DO THIS —
Check every line below for the word "data" and copy each one that has it.

LISTED RECORDS —
━━━━━━━━━━━━━━━━
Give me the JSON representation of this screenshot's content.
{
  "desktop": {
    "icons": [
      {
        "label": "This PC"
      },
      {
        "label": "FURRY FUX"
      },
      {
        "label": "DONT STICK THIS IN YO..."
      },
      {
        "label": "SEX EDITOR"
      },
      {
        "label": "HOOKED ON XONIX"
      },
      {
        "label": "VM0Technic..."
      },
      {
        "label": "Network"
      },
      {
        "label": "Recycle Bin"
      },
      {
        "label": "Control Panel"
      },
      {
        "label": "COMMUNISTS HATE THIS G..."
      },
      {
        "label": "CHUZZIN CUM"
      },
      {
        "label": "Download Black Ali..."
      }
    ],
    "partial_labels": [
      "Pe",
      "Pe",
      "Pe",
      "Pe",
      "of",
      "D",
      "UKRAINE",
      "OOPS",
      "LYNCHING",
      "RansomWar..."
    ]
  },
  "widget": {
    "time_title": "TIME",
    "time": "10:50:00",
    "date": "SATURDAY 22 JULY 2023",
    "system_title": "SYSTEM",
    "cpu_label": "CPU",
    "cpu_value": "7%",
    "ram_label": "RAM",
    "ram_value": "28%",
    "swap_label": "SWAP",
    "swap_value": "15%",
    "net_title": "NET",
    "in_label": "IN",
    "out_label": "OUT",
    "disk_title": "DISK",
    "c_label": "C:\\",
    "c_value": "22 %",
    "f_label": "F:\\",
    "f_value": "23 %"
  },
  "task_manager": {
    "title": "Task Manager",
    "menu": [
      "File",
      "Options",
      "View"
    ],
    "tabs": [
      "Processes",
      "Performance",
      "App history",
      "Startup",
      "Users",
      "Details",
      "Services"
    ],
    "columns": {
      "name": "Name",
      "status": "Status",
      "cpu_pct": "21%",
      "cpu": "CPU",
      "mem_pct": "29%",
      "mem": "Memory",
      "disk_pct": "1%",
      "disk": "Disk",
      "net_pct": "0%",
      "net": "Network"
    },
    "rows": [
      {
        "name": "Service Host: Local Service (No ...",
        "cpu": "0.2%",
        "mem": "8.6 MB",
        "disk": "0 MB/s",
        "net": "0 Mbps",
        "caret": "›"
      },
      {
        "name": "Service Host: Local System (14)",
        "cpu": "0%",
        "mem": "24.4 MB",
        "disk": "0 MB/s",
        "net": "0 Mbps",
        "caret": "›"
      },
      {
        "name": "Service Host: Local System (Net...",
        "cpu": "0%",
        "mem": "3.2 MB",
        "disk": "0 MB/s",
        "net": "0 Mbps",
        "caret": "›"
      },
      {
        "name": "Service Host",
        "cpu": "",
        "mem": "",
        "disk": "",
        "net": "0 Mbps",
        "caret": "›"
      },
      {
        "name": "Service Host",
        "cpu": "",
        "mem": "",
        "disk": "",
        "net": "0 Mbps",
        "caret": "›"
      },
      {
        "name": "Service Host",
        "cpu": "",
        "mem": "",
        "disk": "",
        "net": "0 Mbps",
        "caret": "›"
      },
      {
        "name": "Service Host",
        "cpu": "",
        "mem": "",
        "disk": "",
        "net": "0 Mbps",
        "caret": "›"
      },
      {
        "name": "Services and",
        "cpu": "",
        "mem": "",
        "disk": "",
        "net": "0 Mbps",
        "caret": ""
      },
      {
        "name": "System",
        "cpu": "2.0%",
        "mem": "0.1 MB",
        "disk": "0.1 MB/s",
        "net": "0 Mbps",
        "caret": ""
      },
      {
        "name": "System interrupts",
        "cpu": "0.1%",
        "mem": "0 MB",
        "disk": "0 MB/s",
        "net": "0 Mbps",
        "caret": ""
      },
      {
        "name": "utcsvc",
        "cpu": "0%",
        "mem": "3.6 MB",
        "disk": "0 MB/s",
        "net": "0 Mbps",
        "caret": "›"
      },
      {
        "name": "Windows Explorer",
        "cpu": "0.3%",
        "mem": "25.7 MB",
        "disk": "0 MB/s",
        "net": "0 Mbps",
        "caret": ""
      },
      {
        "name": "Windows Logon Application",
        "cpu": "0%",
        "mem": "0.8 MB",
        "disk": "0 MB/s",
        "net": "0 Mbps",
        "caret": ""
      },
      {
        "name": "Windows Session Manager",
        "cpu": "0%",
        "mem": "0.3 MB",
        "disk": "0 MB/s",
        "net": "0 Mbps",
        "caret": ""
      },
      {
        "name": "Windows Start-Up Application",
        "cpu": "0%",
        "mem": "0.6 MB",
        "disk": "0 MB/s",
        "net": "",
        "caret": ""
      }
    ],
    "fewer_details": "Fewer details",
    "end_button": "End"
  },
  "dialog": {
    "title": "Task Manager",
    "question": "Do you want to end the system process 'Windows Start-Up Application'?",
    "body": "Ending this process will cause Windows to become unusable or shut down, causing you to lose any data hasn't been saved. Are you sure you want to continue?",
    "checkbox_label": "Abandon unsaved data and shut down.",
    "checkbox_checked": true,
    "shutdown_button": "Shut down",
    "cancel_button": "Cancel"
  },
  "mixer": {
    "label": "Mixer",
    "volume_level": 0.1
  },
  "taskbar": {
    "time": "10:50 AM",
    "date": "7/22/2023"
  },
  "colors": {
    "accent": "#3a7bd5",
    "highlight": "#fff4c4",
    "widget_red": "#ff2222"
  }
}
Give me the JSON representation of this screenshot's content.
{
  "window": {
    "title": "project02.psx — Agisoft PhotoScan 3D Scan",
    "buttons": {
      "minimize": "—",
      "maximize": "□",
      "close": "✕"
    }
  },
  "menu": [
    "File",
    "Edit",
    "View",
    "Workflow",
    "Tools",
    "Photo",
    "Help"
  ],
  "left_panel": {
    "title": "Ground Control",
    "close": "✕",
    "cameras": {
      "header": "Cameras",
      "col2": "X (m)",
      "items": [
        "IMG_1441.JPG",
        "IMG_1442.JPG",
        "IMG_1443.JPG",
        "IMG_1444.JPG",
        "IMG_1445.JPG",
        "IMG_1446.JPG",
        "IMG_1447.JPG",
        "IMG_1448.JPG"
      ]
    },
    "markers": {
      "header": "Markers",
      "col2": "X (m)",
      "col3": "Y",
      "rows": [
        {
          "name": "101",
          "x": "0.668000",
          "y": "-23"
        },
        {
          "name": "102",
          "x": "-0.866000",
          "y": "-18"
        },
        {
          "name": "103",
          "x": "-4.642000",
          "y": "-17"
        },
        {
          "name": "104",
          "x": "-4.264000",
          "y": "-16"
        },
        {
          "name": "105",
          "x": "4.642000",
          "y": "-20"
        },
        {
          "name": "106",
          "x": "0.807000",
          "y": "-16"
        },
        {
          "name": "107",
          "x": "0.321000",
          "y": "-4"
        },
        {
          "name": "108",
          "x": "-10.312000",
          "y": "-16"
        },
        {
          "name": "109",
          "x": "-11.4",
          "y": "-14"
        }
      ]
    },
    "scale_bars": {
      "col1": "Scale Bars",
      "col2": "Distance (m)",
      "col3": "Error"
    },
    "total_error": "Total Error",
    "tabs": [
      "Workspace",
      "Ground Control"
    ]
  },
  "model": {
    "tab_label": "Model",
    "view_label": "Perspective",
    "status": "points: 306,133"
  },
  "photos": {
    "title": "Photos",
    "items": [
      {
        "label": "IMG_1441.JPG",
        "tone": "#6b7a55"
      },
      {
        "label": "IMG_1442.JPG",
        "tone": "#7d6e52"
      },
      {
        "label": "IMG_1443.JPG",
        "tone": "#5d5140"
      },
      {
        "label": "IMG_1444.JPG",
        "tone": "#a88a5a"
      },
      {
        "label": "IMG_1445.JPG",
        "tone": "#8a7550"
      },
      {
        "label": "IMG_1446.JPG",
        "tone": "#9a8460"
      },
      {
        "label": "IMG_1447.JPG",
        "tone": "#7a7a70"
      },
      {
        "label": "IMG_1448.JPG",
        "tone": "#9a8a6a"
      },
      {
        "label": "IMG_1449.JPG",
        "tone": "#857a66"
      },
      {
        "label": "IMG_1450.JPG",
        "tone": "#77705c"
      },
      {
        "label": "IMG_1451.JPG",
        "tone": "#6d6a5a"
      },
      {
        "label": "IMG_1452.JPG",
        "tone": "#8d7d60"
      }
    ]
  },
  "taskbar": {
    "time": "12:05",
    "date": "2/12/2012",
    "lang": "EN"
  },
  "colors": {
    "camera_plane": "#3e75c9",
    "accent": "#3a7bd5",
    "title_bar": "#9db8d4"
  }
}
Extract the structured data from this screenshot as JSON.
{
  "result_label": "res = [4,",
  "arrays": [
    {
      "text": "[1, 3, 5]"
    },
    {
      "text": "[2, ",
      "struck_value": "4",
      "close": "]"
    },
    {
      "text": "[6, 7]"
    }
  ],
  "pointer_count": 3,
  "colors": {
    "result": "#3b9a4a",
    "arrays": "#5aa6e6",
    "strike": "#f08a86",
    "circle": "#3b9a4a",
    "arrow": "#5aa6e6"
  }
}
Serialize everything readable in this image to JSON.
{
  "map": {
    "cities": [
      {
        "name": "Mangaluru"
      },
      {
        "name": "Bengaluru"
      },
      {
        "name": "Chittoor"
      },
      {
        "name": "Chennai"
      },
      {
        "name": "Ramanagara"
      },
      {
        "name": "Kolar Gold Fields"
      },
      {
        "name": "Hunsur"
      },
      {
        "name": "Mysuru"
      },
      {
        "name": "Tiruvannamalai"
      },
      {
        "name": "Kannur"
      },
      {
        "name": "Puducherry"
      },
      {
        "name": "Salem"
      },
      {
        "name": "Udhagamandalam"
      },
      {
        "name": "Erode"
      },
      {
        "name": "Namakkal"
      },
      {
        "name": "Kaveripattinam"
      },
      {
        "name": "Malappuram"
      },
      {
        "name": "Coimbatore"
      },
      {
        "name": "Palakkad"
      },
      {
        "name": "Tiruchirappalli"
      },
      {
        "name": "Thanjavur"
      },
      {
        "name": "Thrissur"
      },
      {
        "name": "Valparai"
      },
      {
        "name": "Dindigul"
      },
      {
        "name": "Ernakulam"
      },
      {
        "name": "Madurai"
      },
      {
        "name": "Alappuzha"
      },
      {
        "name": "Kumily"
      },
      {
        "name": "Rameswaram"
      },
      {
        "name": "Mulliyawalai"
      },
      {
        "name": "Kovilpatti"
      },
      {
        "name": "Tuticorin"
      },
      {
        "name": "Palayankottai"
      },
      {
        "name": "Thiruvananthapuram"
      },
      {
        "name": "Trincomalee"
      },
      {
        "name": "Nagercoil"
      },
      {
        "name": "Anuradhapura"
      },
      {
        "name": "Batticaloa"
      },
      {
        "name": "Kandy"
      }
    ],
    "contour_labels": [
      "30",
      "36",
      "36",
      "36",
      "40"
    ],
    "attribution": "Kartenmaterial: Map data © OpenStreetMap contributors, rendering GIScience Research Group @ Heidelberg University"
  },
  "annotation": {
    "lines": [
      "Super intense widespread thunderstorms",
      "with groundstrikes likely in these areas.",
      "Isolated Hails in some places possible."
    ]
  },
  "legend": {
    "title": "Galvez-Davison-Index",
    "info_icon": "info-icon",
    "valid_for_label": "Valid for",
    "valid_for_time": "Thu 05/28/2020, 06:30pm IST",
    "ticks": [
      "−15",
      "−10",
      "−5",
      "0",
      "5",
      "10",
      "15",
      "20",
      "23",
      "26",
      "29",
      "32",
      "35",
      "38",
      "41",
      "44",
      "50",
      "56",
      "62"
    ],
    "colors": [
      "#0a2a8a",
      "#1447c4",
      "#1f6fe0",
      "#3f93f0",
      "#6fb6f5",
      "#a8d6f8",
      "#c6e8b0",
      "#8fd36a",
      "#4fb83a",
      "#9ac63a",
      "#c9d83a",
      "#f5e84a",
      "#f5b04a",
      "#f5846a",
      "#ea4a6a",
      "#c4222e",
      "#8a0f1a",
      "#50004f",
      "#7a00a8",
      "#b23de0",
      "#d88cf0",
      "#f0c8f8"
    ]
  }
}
━━━━━━━━━━━━━━━━
TASK OUTPUT —
    "body": "Ending this process will cause Windows to become unusable or shut down, causing you to lose any data hasn't been saved. Are you sure you want to continue?",
    "checkbox_label": "Abandon unsaved data and shut down.",
Extract the structured data from this screenshot as JSON.
    "attribution": "Kartenmaterial: Map data © OpenStreetMap contributors, rendering GIScience Research Group @ Heidelberg University"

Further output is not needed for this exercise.